In an N by N square grid, each cell is either empty (0) or blocked (1).

A clear path from top-left to bottom-right has length k if and only if it is composed of cells C_1, C_2, …, C_k such that:

Adjacent cells C_i and C_{i+1} are connected 8-directionally (ie., they are different and share an edge or corner)
C_1 is at location (0, 0) (ie. has value grid[0][0])
C_k is at location (N-1, N-1) (ie. has value grid[N-1][N-1])
If C_i is located at (r, c), then grid[r][c] is empty (ie. grid[r][c] == 0).
Return the length of the shortest such clear path from top-left to bottom-right. If such a path does not exist, return -1.

Example 1:

Input: [[0,1],[1,0]]
Output: 2
Example 2:

Input: [[0,0,0],[1,1,0],[1,1,0]]
Output: 4

Note:

  1. 1 <= grid.length == grid[0].length <= 100
  2. grid[i][j] is 0 or 1

方法1: bfs

思路:

class Solution {
public:
    int shortestPathBinaryMatrix(vector<vector<int>>& grid) {
        if (grid[0][0] || grid.back().back()) return -1;
        int m = grid.size(), n = grid[0].size(), level = 1;
        queue<vector<int>> q;
        q.push({0, 0});
        while (!q.empty()) {
            int sz = q.size();
            level++;
            for (int k = 0; k < sz; k++) {
                auto top = q.front();
                q.pop()@;
                
                for (int i = -1; i <= 1; i++) {
                    for (int j = -1; j <= 1; j++) {
                        if (!i && !j) continue;
                        int x = top[0] + i;
                        int y = top[1] + j;
                        
                        if (x < 0 || x >= m || y < 0 || y >= n || grid[x][y] > 0) continue;
                        if (x == m - 1 && y == n - 1) return level;
                        grid[x][y] = 2;
                        q.push({x, y});
                    }
                }
            }
            
        }
        return -1;
    }
};

方法2: dfs, TLE

注意这道题,dfs是打死也过不了的,目测过了的人全都是用的bfs。

数据记录:
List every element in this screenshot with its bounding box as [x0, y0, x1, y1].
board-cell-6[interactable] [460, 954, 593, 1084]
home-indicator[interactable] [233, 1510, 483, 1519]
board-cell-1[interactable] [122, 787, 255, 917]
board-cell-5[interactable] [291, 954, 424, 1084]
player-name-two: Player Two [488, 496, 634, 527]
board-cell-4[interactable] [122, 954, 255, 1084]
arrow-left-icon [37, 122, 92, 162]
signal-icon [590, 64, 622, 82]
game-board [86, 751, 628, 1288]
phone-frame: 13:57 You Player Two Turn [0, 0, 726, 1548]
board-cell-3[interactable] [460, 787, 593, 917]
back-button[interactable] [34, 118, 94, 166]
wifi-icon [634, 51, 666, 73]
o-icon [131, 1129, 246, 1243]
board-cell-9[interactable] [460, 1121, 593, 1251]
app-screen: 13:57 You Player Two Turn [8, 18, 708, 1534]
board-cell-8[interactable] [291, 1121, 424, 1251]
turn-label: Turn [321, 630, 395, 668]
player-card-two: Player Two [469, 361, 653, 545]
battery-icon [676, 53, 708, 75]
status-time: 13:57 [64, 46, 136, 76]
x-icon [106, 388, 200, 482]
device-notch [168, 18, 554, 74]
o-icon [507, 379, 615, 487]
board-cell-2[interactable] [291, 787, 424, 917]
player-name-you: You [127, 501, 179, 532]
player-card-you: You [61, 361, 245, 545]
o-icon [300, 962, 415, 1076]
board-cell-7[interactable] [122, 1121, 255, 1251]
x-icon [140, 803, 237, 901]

答题方法:
请根据引文回答以下问题:
1. 网格中空单元格和阻塞单元格分别用什么值表示?
2. 示例 2 的输出是多少?
3. 方法2采用的是哪种搜索方式?
这些数据与本题无关。

参考答案:
1. 空单元格为 0,阻塞单元格为 1。
2. 4。
3. dfs。